— Start —
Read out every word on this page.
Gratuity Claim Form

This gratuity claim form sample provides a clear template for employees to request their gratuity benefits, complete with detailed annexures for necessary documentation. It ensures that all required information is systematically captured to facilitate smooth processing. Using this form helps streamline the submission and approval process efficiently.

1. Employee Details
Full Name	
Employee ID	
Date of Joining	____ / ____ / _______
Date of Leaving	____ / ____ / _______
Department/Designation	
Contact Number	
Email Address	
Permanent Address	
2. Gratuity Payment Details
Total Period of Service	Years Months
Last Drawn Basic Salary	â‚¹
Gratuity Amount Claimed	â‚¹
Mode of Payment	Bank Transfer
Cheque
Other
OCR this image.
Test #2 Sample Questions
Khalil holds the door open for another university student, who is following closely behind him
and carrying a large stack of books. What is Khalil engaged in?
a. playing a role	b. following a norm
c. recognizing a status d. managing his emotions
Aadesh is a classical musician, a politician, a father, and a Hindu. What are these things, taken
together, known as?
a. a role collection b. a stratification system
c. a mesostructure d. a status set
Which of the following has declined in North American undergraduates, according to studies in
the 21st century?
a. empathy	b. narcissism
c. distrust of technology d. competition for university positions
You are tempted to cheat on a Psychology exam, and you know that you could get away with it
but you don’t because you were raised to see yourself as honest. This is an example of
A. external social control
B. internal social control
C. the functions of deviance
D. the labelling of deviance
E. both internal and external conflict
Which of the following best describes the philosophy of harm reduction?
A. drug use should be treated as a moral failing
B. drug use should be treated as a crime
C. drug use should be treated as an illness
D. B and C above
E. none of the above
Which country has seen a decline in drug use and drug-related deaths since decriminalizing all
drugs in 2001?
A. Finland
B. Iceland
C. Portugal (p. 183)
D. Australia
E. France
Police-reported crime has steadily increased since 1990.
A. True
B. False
— End —
## TASK OBJECTIVE
The entries above should be repeated exactly, every one of them.

## TASK SOLUTION
Read out every word on this page.
Gratuity Claim Form

This gratuity claim form sample provides a clear template for employees to request their gratuity benefits, complete with detailed annexures for necessary documentation. It ensures that all required information is systematically captured to facilitate smooth processing. Using this form helps streamline the submission and approval process efficiently.

1. Employee Details
Full Name	
Employee ID	
Date of Joining	____ / ____ / _______
Date of Leaving	____ / ____ / _______
Department/Designation	
Contact Number	
Email Address	
Permanent Address	
2. Gratuity Payment Details
Total Period of Service	Years Months
Last Drawn Basic Salary	â‚¹
Gratuity Amount Claimed	â‚¹
Mode of Payment	Bank Transfer
Cheque
Other
OCR this image.
Test #2 Sample Questions
Khalil holds the door open for another university student, who is following closely behind him
and carrying a large stack of books. What is Khalil engaged in?
a. playing a role	b. following a norm
c. recognizing a status d. managing his emotions
Aadesh is a classical musician, a politician, a father, and a Hindu. What are these things, taken
together, known as?
a. a role collection b. a stratification system
c. a mesostructure d. a status set
Which of the following has declined in North American undergraduates, according to studies in
the 21st century?
a. empathy	b. narcissism
c. distrust of technology d. competition for university positions
You are tempted to cheat on a Psychology exam, and you know that you could get away with it
but you don’t because you were raised to see yourself as honest. This is an example of
A. external social control
B. internal social control
C. the functions of deviance
D. the labelling of deviance
E. both internal and external conflict
Which of the following best describes the philosophy of harm reduction?
A. drug use should be treated as a moral failing
B. drug use should be treated as a crime
C. drug use should be treated as an illness
D. B and C above
E. none of the above
Which country has seen a decline in drug use and drug-related deaths since decriminalizing all
drugs in 2001?
A. Finland
B. Iceland
C. Portugal (p. 183)
D. Australia
E. France
Police-reported crime has steadily increased since 1990.
A. True
B. False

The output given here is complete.